[begin Input records]

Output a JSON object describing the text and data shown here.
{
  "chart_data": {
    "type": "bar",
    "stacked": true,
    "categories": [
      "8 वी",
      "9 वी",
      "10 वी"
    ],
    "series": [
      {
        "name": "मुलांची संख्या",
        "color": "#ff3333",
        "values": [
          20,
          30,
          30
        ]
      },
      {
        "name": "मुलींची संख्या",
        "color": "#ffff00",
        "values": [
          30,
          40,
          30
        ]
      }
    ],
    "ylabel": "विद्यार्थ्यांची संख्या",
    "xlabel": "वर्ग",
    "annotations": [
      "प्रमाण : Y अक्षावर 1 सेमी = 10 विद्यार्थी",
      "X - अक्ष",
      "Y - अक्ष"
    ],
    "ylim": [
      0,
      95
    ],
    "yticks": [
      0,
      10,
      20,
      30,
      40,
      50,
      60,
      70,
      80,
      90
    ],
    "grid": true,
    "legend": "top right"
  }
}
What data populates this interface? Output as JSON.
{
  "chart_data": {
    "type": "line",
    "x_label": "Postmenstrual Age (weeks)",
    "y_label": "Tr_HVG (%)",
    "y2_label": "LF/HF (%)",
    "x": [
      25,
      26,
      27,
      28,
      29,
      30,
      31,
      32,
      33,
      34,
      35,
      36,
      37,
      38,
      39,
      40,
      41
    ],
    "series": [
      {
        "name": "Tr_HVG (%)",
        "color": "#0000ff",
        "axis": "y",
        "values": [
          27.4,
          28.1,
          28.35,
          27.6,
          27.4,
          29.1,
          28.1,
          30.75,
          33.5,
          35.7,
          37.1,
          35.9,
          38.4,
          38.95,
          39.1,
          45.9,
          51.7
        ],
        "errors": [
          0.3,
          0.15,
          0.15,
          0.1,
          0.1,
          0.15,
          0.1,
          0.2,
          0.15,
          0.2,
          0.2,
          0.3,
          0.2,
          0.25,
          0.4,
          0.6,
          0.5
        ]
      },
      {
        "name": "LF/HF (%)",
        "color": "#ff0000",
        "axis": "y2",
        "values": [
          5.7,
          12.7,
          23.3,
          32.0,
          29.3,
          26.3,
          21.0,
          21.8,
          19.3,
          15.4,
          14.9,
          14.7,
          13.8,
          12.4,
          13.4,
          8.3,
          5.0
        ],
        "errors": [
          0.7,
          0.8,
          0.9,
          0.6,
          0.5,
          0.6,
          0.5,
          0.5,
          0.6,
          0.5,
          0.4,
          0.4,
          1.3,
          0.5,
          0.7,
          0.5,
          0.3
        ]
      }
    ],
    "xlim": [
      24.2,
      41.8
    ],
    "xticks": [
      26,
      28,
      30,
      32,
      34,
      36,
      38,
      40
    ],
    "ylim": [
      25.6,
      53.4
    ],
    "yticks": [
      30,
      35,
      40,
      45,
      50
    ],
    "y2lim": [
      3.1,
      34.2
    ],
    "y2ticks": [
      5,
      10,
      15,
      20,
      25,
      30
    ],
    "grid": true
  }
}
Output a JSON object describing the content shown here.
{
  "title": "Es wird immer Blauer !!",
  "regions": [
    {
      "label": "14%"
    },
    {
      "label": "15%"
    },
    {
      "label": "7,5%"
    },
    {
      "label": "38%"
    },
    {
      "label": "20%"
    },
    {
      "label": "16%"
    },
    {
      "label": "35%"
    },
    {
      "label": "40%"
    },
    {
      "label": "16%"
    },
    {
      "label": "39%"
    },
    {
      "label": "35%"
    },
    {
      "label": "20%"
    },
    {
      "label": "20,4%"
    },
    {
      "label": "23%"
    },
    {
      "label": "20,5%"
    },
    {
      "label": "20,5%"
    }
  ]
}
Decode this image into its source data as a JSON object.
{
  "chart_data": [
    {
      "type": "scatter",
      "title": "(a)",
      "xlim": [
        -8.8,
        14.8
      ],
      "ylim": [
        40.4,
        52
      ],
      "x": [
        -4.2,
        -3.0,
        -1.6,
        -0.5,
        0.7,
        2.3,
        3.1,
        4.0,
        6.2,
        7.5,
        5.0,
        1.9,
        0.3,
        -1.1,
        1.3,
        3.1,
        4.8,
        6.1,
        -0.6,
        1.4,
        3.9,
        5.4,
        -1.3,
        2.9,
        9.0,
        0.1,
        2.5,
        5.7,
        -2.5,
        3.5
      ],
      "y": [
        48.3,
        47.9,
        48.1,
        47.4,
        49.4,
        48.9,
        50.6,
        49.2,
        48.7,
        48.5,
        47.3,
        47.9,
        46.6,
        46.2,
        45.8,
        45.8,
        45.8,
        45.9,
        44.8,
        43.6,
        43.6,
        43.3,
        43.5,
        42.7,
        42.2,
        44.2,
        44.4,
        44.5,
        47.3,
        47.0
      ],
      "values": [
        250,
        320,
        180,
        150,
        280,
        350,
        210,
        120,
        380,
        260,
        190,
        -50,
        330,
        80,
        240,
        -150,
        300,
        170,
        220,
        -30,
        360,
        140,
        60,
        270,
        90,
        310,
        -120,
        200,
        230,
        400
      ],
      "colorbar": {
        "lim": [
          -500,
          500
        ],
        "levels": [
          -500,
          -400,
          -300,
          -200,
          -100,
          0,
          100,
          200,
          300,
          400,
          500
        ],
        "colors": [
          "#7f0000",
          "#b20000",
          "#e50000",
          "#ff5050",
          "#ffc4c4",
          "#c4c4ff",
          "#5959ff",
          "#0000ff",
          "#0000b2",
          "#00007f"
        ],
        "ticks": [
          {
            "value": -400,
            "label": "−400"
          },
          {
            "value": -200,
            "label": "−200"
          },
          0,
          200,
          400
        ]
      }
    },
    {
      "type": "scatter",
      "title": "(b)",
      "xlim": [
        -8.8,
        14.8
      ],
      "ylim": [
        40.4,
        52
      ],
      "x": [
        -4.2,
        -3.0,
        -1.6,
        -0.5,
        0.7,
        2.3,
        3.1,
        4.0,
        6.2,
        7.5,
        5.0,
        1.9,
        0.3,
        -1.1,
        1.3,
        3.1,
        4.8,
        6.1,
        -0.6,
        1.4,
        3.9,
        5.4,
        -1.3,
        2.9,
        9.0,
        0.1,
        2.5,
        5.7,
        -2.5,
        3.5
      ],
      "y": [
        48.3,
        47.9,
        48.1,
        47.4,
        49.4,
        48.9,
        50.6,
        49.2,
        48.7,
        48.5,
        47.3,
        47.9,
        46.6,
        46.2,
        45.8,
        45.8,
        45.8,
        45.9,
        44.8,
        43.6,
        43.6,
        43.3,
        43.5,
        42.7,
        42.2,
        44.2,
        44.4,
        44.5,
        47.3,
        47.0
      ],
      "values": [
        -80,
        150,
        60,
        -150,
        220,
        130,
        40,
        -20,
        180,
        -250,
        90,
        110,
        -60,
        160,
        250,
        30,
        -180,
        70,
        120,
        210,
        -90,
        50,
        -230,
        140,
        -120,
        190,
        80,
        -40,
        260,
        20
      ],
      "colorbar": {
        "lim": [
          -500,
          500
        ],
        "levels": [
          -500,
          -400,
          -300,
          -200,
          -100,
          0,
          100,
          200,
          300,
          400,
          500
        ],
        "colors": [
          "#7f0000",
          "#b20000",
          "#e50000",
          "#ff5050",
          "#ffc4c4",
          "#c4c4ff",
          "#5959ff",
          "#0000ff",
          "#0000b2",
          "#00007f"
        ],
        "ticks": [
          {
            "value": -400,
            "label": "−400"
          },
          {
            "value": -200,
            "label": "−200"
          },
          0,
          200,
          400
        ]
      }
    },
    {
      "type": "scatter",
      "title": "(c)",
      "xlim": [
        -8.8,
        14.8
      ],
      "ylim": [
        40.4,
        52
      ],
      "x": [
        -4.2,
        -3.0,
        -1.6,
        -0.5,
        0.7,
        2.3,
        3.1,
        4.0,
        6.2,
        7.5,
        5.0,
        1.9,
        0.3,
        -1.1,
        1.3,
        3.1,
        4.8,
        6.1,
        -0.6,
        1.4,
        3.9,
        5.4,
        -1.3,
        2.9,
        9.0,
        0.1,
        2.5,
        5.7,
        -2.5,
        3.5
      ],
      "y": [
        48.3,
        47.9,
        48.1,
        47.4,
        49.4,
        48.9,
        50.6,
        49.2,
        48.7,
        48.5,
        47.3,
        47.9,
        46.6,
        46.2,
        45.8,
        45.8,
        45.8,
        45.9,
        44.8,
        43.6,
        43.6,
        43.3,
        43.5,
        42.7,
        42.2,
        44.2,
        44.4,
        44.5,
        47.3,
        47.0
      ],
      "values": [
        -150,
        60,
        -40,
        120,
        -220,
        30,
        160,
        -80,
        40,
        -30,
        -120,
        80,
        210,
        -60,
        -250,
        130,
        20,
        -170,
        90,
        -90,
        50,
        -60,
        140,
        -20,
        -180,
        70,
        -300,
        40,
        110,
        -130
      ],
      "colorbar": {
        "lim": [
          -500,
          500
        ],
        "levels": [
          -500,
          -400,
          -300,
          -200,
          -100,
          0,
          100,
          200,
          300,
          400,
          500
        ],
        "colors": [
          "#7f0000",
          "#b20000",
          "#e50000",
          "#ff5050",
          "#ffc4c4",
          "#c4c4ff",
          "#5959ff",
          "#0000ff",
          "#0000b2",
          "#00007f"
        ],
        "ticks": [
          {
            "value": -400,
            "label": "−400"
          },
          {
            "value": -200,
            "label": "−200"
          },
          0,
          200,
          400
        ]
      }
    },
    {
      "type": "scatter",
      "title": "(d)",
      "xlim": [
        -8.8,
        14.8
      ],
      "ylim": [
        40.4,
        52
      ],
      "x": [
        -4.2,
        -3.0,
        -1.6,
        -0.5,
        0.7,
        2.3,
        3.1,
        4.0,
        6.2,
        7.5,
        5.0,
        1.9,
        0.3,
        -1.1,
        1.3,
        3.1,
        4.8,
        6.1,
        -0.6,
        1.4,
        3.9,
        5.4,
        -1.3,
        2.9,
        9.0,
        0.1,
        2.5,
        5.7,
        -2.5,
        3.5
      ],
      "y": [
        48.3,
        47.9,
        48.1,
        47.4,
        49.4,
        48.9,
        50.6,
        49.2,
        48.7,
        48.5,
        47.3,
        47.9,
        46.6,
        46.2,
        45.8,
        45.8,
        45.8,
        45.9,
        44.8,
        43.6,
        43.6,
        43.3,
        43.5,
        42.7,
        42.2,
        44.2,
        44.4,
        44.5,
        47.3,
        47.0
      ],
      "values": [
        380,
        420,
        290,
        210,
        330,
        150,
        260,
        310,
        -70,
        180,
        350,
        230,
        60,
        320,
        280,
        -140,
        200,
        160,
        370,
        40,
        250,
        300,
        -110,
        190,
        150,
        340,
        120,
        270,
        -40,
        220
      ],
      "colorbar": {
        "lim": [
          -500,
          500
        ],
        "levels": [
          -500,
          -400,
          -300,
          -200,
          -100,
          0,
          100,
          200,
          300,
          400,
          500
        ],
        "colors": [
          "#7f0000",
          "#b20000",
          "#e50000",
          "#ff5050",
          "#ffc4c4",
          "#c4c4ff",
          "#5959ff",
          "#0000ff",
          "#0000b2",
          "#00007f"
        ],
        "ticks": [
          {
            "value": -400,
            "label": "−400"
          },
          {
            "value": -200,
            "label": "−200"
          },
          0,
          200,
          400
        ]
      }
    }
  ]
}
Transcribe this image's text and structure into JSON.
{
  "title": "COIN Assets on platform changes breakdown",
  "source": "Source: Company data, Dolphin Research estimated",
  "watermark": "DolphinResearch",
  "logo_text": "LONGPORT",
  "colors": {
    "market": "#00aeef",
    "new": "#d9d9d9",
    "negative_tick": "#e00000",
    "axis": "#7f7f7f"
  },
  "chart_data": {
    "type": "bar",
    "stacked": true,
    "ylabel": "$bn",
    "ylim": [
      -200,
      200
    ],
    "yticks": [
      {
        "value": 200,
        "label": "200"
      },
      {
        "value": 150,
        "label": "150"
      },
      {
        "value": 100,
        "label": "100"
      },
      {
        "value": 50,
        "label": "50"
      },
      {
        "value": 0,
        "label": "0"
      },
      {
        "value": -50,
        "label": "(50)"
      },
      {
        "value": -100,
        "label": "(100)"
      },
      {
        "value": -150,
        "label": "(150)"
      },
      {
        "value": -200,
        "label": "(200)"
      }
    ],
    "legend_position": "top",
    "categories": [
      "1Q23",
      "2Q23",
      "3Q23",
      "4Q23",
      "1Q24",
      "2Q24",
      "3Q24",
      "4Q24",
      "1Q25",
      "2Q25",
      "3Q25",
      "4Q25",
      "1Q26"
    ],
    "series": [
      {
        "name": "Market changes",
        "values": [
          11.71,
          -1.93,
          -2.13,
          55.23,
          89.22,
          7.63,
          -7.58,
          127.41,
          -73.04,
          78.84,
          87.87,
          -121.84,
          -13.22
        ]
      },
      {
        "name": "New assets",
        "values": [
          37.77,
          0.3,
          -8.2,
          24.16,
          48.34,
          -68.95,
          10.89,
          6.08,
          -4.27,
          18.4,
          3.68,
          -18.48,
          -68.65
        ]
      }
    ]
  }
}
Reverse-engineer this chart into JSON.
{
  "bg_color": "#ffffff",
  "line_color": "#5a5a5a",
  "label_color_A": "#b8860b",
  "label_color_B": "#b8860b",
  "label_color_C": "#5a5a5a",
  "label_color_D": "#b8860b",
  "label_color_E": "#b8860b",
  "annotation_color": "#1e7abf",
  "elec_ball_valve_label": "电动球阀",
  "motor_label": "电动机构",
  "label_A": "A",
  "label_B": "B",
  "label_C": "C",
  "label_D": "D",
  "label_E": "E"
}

[end Input records]

Task prompt
Pull out every line of the entries that includes the word "describing".

Finished answer
Output a JSON object describing the text and data shown here.
Output a JSON object describing the content shown here.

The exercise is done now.